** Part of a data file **

-- START --

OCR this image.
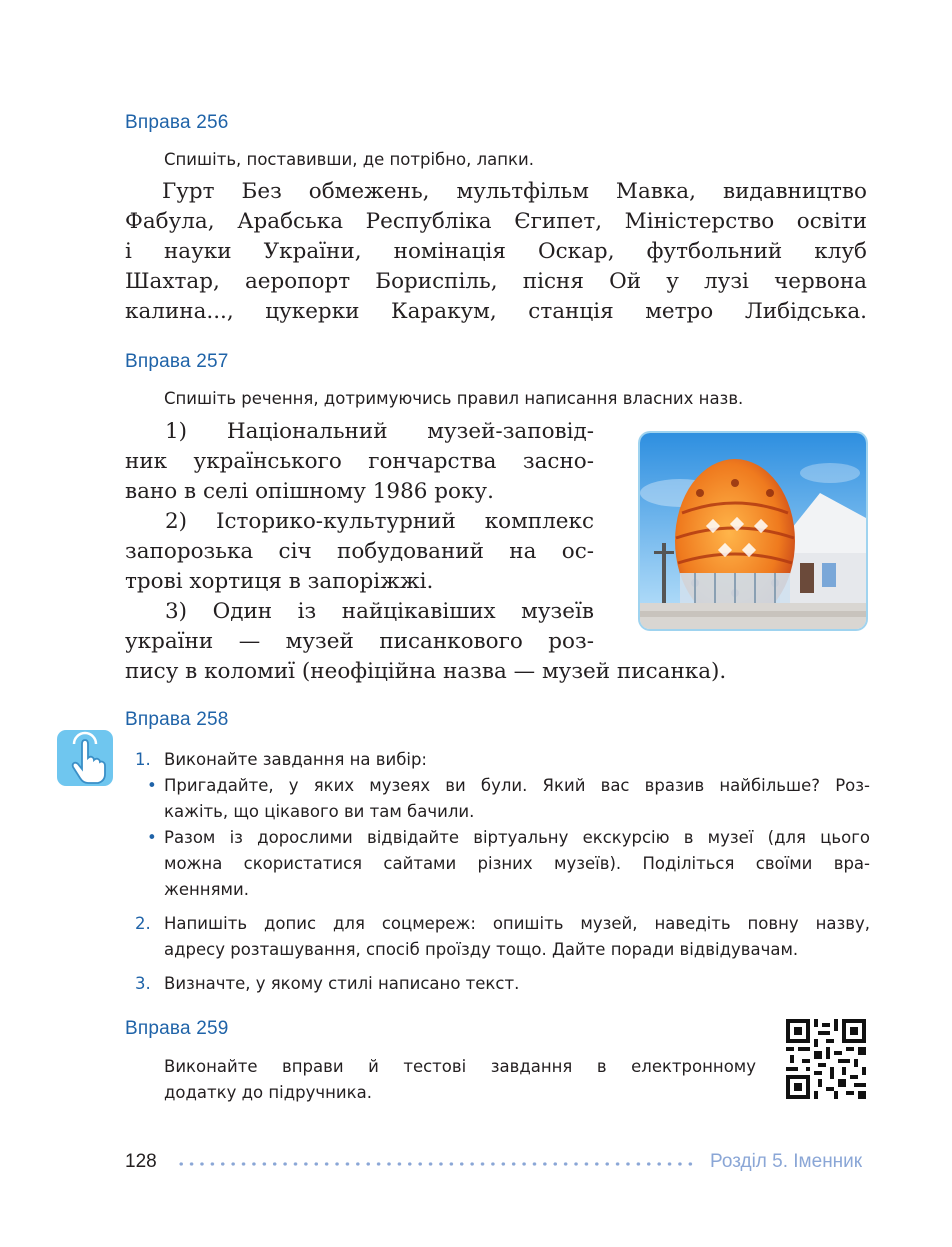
Вправа 256
Спишіть, поставивши, де потрібно, лапки.
Гурт Без обмежень, мультфільм Мавка, видавництво
Фабула, Арабська Республіка Єгипет, Міністерство освіти
і науки України, номінація Оскар, футбольний клуб
Шахтар, аеропорт Бориспіль, пісня Ой у лузі червона
калина..., цукерки Каракум, станція метро Либідська.
Вправа 257
Спишіть речення, дотримуючись правил написання власних назв.
1) Національний музей-заповід-
ник українського гончарства засно-
вано в селі опішному 1986 року.
2) Історико-культурний комплекс
запорозька січ побудований на ос-
трові хортиця в запоріжжі.
3) Один із найцікавіших музеїв
україни — музей писанкового роз-
пису в коломиї (неофіційна назва — музей писанка).
Вправа 258
1. Виконайте завдання на вибір:
• Пригадайте, у яких музеях ви були. Який вас вразив найбільше? Роз-
кажіть, що цікавого ви там бачили.
• Разом із дорослими відвідайте віртуальну екскурсію в музеї (для цього
можна скористатися сайтами різних музеїв). Поділіться своїми вра-
женнями.
2. Напишіть допис для соцмереж: опишіть музей, наведіть повну назву,
адресу розташування, спосіб проїзду тощо. Дайте поради відвідувачам.
3. Визначте, у якому стилі написано текст.
Вправа 259
Виконайте вправи й тестові завдання в електронному
додатку до підручника.
128	Розділ 5. Іменник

-- END --

** Work to do **
Gather each line holding the string "Вправа".

** Expected answer **
Вправа 256
Вправа 257
Вправа 258
Вправа 259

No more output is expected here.